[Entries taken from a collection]
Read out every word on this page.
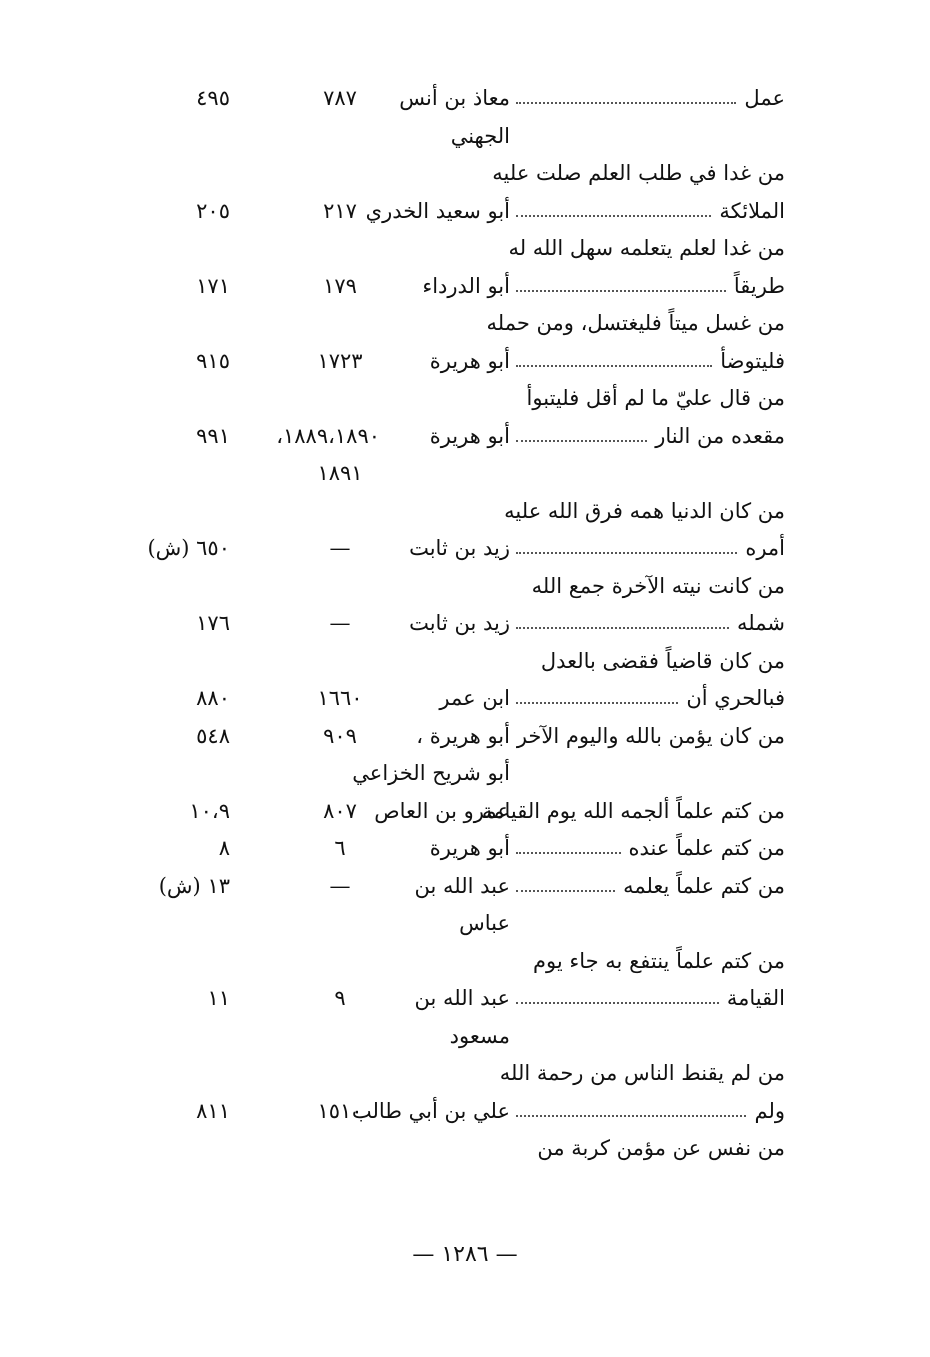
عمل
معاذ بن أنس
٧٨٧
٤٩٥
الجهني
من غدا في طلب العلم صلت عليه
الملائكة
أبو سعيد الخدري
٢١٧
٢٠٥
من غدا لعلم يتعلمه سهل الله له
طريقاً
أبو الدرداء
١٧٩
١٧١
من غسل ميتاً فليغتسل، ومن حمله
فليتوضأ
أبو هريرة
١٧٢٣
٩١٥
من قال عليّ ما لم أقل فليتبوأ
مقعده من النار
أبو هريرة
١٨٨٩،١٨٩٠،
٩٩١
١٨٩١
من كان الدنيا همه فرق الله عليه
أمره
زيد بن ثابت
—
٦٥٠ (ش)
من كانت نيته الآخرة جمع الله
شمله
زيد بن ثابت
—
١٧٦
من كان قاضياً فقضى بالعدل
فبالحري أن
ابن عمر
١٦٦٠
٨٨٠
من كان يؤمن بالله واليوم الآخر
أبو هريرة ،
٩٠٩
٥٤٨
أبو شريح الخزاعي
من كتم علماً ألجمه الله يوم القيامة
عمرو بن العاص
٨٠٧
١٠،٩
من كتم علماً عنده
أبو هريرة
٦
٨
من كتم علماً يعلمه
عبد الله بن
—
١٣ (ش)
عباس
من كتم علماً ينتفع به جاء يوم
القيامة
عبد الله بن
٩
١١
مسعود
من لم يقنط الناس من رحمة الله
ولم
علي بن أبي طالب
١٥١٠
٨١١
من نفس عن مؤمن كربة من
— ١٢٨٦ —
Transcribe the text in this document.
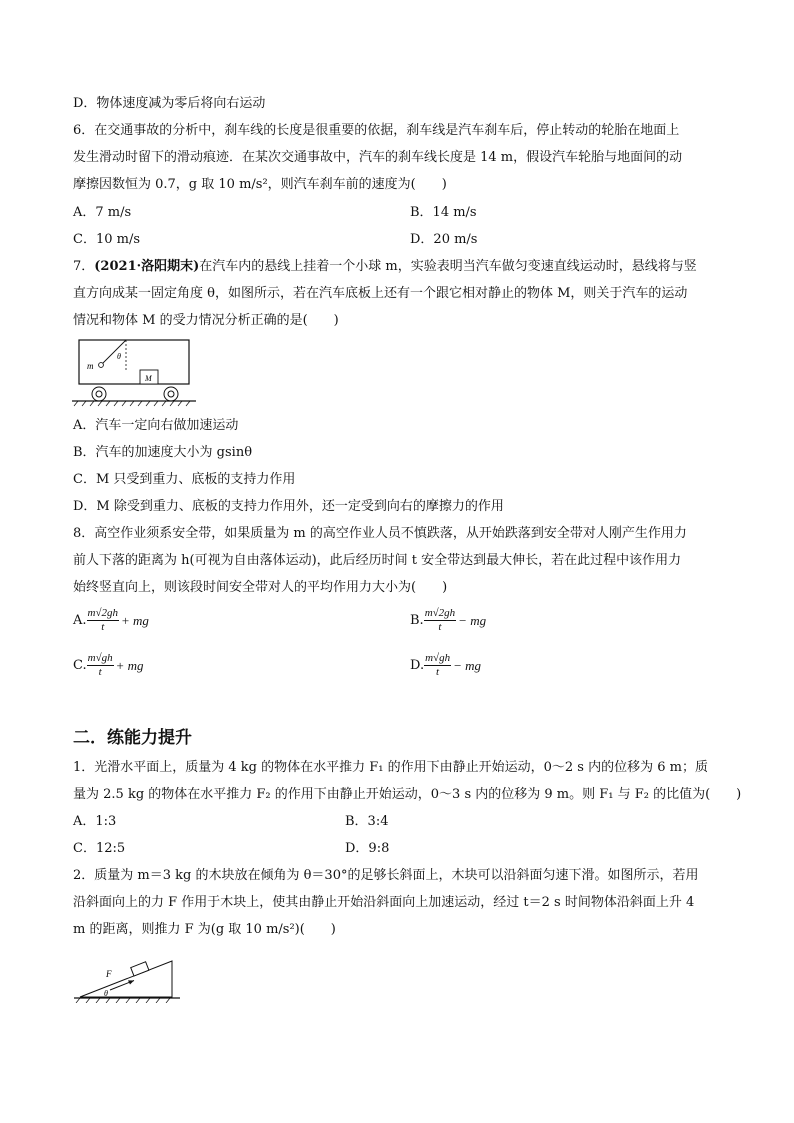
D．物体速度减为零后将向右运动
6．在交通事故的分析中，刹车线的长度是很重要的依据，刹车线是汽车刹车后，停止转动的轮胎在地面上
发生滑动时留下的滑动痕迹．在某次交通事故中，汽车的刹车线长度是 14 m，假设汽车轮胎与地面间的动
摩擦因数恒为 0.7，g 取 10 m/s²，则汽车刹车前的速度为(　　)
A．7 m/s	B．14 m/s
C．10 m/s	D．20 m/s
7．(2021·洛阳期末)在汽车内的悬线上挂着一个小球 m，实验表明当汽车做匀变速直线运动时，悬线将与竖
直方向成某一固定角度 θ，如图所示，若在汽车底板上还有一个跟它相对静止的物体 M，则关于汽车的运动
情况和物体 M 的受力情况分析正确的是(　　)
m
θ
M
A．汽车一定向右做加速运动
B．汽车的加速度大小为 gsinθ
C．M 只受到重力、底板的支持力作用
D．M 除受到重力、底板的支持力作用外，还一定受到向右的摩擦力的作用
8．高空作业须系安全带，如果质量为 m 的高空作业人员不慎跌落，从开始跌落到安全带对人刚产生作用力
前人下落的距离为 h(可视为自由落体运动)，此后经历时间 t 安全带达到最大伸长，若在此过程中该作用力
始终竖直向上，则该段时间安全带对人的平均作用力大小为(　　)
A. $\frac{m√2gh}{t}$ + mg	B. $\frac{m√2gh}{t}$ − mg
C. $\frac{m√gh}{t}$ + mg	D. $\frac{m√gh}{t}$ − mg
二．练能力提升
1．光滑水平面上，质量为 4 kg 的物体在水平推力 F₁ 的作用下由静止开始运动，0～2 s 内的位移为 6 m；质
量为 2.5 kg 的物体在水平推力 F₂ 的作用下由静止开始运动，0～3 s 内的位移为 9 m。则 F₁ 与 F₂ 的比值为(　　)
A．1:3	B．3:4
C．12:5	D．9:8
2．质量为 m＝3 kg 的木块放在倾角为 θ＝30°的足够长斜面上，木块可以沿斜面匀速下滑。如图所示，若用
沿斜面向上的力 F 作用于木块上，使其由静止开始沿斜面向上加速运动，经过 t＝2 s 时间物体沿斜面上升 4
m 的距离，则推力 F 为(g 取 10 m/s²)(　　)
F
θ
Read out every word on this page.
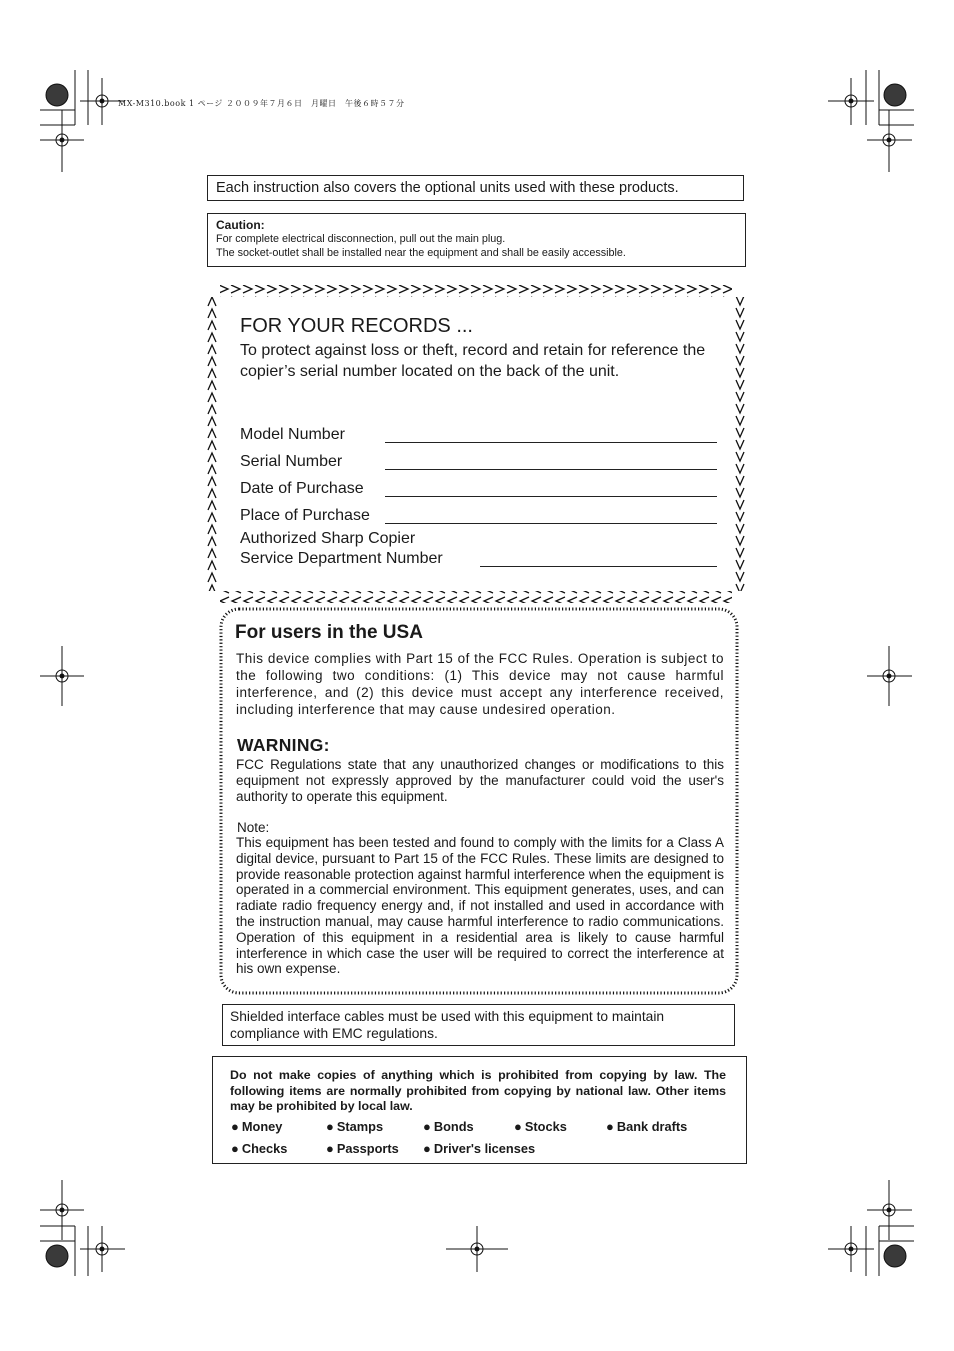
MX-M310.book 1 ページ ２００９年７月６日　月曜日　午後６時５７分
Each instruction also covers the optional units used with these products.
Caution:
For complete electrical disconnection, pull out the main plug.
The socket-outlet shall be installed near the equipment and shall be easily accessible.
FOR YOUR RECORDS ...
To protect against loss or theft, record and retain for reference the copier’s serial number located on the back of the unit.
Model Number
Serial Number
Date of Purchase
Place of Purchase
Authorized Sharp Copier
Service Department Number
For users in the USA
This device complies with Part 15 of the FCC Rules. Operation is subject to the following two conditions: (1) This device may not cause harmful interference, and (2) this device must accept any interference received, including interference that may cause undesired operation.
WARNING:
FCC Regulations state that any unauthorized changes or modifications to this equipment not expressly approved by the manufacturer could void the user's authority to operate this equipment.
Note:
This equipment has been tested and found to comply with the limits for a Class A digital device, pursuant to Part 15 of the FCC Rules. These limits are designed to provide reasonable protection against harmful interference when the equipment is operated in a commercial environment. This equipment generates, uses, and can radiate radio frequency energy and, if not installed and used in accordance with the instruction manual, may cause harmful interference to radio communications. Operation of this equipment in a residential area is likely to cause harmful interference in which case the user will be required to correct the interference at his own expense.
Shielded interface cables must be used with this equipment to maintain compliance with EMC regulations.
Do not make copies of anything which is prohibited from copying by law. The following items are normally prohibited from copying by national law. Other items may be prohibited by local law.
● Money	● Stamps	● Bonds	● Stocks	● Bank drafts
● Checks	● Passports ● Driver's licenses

#### AIM:
Pictures in the records above should not be copied. Repeat everything else exactly.

#### WRITTEN ANSWER:
Read out every word on this page.
عمل
معاذ بن أنس
٧٨٧
٤٩٥
الجهني
من غدا في طلب العلم صلت عليه
الملائكة
أبو سعيد الخدري
٢١٧
٢٠٥
من غدا لعلم يتعلمه سهل الله له
طريقاً
أبو الدرداء
١٧٩
١٧١
من غسل ميتاً فليغتسل، ومن حمله
فليتوضأ
أبو هريرة
١٧٢٣
٩١٥
من قال عليّ ما لم أقل فليتبوأ
مقعده من النار
أبو هريرة
١٨٨٩،١٨٩٠،
٩٩١
١٨٩١
من كان الدنيا همه فرق الله عليه
أمره
زيد بن ثابت
—
٦٥٠ (ش)
من كانت نيته الآخرة جمع الله
شمله
زيد بن ثابت
—
١٧٦
من كان قاضياً فقضى بالعدل
فبالحري أن
ابن عمر
١٦٦٠
٨٨٠
من كان يؤمن بالله واليوم الآخر
أبو هريرة ،
٩٠٩
٥٤٨
أبو شريح الخزاعي
من كتم علماً ألجمه الله يوم القيامة
عمرو بن العاص
٨٠٧
١٠،٩
من كتم علماً عنده
أبو هريرة
٦
٨
من كتم علماً يعلمه
عبد الله بن
—
١٣ (ش)
عباس
من كتم علماً ينتفع به جاء يوم
القيامة
عبد الله بن
٩
١١
مسعود
من لم يقنط الناس من رحمة الله
ولم
علي بن أبي طالب
١٥١٠
٨١١
من نفس عن مؤمن كربة من
— ١٢٨٦ —
Transcribe the text in this document.
D．物体速度减为零后将向右运动
6．在交通事故的分析中，刹车线的长度是很重要的依据，刹车线是汽车刹车后，停止转动的轮胎在地面上
发生滑动时留下的滑动痕迹．在某次交通事故中，汽车的刹车线长度是 14 m，假设汽车轮胎与地面间的动
摩擦因数恒为 0.7，g 取 10 m/s²，则汽车刹车前的速度为(　　)
A．7 m/s	B．14 m/s
C．10 m/s	D．20 m/s
7．(2021·洛阳期末)在汽车内的悬线上挂着一个小球 m，实验表明当汽车做匀变速直线运动时，悬线将与竖
直方向成某一固定角度 θ，如图所示，若在汽车底板上还有一个跟它相对静止的物体 M，则关于汽车的运动
情况和物体 M 的受力情况分析正确的是(　　)
m
θ
M
A．汽车一定向右做加速运动
B．汽车的加速度大小为 gsinθ
C．M 只受到重力、底板的支持力作用
D．M 除受到重力、底板的支持力作用外，还一定受到向右的摩擦力的作用
8．高空作业须系安全带，如果质量为 m 的高空作业人员不慎跌落，从开始跌落到安全带对人刚产生作用力
前人下落的距离为 h(可视为自由落体运动)，此后经历时间 t 安全带达到最大伸长，若在此过程中该作用力
始终竖直向上，则该段时间安全带对人的平均作用力大小为(　　)
A. $\frac{m√2gh}{t}$ + mg	B. $\frac{m√2gh}{t}$ − mg
C. $\frac{m√gh}{t}$ + mg	D. $\frac{m√gh}{t}$ − mg
二．练能力提升
1．光滑水平面上，质量为 4 kg 的物体在水平推力 F₁ 的作用下由静止开始运动，0～2 s 内的位移为 6 m；质
量为 2.5 kg 的物体在水平推力 F₂ 的作用下由静止开始运动，0～3 s 内的位移为 9 m。则 F₁ 与 F₂ 的比值为(　　)
A．1:3	B．3:4
C．12:5	D．9:8
2．质量为 m＝3 kg 的木块放在倾角为 θ＝30°的足够长斜面上，木块可以沿斜面匀速下滑。如图所示，若用
沿斜面向上的力 F 作用于木块上，使其由静止开始沿斜面向上加速运动，经过 t＝2 s 时间物体沿斜面上升 4
m 的距离，则推力 F 为(g 取 10 m/s²)(　　)
F
θ
Read out every word on this page.
MX-M310.book 1 ページ ２００９年７月６日　月曜日　午後６時５７分
Each instruction also covers the optional units used with these products.
Caution:
For complete electrical disconnection, pull out the main plug.
The socket-outlet shall be installed near the equipment and shall be easily accessible.
FOR YOUR RECORDS ...
To protect against loss or theft, record and retain for reference the copier’s serial number located on the back of the unit.
Model Number
Serial Number
Date of Purchase
Place of Purchase
Authorized Sharp Copier
Service Department Number
For users in the USA
This device complies with Part 15 of the FCC Rules. Operation is subject to the following two conditions: (1) This device may not cause harmful interference, and (2) this device must accept any interference received, including interference that may cause undesired operation.
WARNING:
FCC Regulations state that any unauthorized changes or modifications to this equipment not expressly approved by the manufacturer could void the user's authority to operate this equipment.
Note:
This equipment has been tested and found to comply with the limits for a Class A digital device, pursuant to Part 15 of the FCC Rules. These limits are designed to provide reasonable protection against harmful interference when the equipment is operated in a commercial environment. This equipment generates, uses, and can radiate radio frequency energy and, if not installed and used in accordance with the instruction manual, may cause harmful interference to radio communications. Operation of this equipment in a residential area is likely to cause harmful interference in which case the user will be required to correct the interference at his own expense.
Shielded interface cables must be used with this equipment to maintain compliance with EMC regulations.
Do not make copies of anything which is prohibited from copying by law. The following items are normally prohibited from copying by national law. Other items may be prohibited by local law.
● Money	● Stamps	● Bonds	● Stocks	● Bank drafts
● Checks	● Passports ● Driver's licenses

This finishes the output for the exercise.